- **SHORT PROBLEM**
Quote the entries that follow exactly, leaving none out.
* * * * * * * * *
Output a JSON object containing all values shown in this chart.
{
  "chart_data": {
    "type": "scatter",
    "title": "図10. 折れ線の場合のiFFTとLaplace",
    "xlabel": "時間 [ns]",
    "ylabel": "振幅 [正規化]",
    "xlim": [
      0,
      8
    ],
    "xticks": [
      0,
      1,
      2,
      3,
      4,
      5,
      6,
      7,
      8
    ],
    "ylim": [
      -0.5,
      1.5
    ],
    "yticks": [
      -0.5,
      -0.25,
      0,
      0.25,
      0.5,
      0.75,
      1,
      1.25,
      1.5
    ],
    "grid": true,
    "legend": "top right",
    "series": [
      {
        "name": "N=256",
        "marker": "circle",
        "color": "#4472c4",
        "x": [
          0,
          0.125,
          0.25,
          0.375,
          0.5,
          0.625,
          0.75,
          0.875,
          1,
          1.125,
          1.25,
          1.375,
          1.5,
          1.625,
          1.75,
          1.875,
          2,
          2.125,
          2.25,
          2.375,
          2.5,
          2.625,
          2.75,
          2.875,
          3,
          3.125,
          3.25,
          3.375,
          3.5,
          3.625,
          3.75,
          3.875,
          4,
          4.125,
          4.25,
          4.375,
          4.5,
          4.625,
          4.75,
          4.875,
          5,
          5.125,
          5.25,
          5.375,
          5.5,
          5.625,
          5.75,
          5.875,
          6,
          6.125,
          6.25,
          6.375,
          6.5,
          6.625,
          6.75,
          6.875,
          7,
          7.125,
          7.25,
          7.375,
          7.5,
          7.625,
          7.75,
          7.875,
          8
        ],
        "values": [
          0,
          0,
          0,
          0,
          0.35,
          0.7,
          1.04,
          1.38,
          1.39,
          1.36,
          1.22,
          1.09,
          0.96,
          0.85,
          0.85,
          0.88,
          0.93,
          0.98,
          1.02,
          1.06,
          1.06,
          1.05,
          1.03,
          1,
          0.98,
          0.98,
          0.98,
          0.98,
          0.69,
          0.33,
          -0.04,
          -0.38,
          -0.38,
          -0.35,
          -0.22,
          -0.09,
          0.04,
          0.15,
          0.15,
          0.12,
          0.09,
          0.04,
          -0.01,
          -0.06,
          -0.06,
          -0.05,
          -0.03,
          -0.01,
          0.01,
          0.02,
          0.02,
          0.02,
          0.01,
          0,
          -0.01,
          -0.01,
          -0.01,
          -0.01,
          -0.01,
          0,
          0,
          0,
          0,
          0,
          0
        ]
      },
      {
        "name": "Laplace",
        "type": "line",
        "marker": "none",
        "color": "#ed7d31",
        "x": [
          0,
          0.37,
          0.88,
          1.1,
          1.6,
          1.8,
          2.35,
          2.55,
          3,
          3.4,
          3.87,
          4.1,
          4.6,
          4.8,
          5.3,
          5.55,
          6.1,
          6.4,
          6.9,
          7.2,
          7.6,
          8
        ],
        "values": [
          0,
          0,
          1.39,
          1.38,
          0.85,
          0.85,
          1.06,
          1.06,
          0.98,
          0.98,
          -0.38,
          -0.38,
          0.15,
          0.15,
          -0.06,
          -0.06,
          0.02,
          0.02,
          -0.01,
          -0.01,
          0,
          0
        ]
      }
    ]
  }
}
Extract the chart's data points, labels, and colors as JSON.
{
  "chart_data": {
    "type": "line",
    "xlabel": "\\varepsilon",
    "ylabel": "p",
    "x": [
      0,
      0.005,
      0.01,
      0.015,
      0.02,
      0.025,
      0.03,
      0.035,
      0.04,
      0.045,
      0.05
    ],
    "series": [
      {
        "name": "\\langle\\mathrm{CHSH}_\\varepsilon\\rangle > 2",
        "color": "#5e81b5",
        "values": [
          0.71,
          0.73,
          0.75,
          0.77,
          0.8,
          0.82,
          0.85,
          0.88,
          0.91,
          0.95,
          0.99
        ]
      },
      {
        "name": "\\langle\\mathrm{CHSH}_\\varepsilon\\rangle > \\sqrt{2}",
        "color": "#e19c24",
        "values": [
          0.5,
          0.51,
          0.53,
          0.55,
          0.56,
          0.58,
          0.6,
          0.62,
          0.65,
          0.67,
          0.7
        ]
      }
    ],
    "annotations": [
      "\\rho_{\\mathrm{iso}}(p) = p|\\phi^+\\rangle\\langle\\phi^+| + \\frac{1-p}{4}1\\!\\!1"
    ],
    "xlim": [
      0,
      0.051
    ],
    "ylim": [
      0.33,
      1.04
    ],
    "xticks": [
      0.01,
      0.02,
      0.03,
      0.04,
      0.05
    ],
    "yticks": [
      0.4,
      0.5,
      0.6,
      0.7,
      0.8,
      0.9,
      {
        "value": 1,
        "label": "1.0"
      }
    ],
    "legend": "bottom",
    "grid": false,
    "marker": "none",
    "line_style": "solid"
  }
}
* * * * * * * * *
- **TASK RESPONSE**
Output a JSON object containing all values shown in this chart.
{
  "chart_data": {
    "type": "scatter",
    "title": "図10. 折れ線の場合のiFFTとLaplace",
    "xlabel": "時間 [ns]",
    "ylabel": "振幅 [正規化]",
    "xlim": [
      0,
      8
    ],
    "xticks": [
      0,
      1,
      2,
      3,
      4,
      5,
      6,
      7,
      8
    ],
    "ylim": [
      -0.5,
      1.5
    ],
    "yticks": [
      -0.5,
      -0.25,
      0,
      0.25,
      0.5,
      0.75,
      1,
      1.25,
      1.5
    ],
    "grid": true,
    "legend": "top right",
    "series": [
      {
        "name": "N=256",
        "marker": "circle",
        "color": "#4472c4",
        "x": [
          0,
          0.125,
          0.25,
          0.375,
          0.5,
          0.625,
          0.75,
          0.875,
          1,
          1.125,
          1.25,
          1.375,
          1.5,
          1.625,
          1.75,
          1.875,
          2,
          2.125,
          2.25,
          2.375,
          2.5,
          2.625,
          2.75,
          2.875,
          3,
          3.125,
          3.25,
          3.375,
          3.5,
          3.625,
          3.75,
          3.875,
          4,
          4.125,
          4.25,
          4.375,
          4.5,
          4.625,
          4.75,
          4.875,
          5,
          5.125,
          5.25,
          5.375,
          5.5,
          5.625,
          5.75,
          5.875,
          6,
          6.125,
          6.25,
          6.375,
          6.5,
          6.625,
          6.75,
          6.875,
          7,
          7.125,
          7.25,
          7.375,
          7.5,
          7.625,
          7.75,
          7.875,
          8
        ],
        "values": [
          0,
          0,
          0,
          0,
          0.35,
          0.7,
          1.04,
          1.38,
          1.39,
          1.36,
          1.22,
          1.09,
          0.96,
          0.85,
          0.85,
          0.88,
          0.93,
          0.98,
          1.02,
          1.06,
          1.06,
          1.05,
          1.03,
          1,
          0.98,
          0.98,
          0.98,
          0.98,
          0.69,
          0.33,
          -0.04,
          -0.38,
          -0.38,
          -0.35,
          -0.22,
          -0.09,
          0.04,
          0.15,
          0.15,
          0.12,
          0.09,
          0.04,
          -0.01,
          -0.06,
          -0.06,
          -0.05,
          -0.03,
          -0.01,
          0.01,
          0.02,
          0.02,
          0.02,
          0.01,
          0,
          -0.01,
          -0.01,
          -0.01,
          -0.01,
          -0.01,
          0,
          0,
          0,
          0,
          0,
          0
        ]
      },
      {
        "name": "Laplace",
        "type": "line",
        "marker": "none",
        "color": "#ed7d31",
        "x": [
          0,
          0.37,
          0.88,
          1.1,
          1.6,
          1.8,
          2.35,
          2.55,
          3,
          3.4,
          3.87,
          4.1,
          4.6,
          4.8,
          5.3,
          5.55,
          6.1,
          6.4,
          6.9,
          7.2,
          7.6,
          8
        ],
        "values": [
          0,
          0,
          1.39,
          1.38,
          0.85,
          0.85,
          1.06,
          1.06,
          0.98,
          0.98,
          -0.38,
          -0.38,
          0.15,
          0.15,
          -0.06,
          -0.06,
          0.02,
          0.02,
          -0.01,
          -0.01,
          0,
          0
        ]
      }
    ]
  }
}
Extract the chart's data points, labels, and colors as JSON.
{
  "chart_data": {
    "type": "line",
    "xlabel": "\\varepsilon",
    "ylabel": "p",
    "x": [
      0,
      0.005,
      0.01,
      0.015,
      0.02,
      0.025,
      0.03,
      0.035,
      0.04,
      0.045,
      0.05
    ],
    "series": [
      {
        "name": "\\langle\\mathrm{CHSH}_\\varepsilon\\rangle > 2",
        "color": "#5e81b5",
        "values": [
          0.71,
          0.73,
          0.75,
          0.77,
          0.8,
          0.82,
          0.85,
          0.88,
          0.91,
          0.95,
          0.99
        ]
      },
      {
        "name": "\\langle\\mathrm{CHSH}_\\varepsilon\\rangle > \\sqrt{2}",
        "color": "#e19c24",
        "values": [
          0.5,
          0.51,
          0.53,
          0.55,
          0.56,
          0.58,
          0.6,
          0.62,
          0.65,
          0.67,
          0.7
        ]
      }
    ],
    "annotations": [
      "\\rho_{\\mathrm{iso}}(p) = p|\\phi^+\\rangle\\langle\\phi^+| + \\frac{1-p}{4}1\\!\\!1"
    ],
    "xlim": [
      0,
      0.051
    ],
    "ylim": [
      0.33,
      1.04
    ],
    "xticks": [
      0.01,
      0.02,
      0.03,
      0.04,
      0.05
    ],
    "yticks": [
      0.4,
      0.5,
      0.6,
      0.7,
      0.8,
      0.9,
      {
        "value": 1,
        "label": "1.0"
      }
    ],
    "legend": "bottom",
    "grid": false,
    "marker": "none",
    "line_style": "solid"
  }
}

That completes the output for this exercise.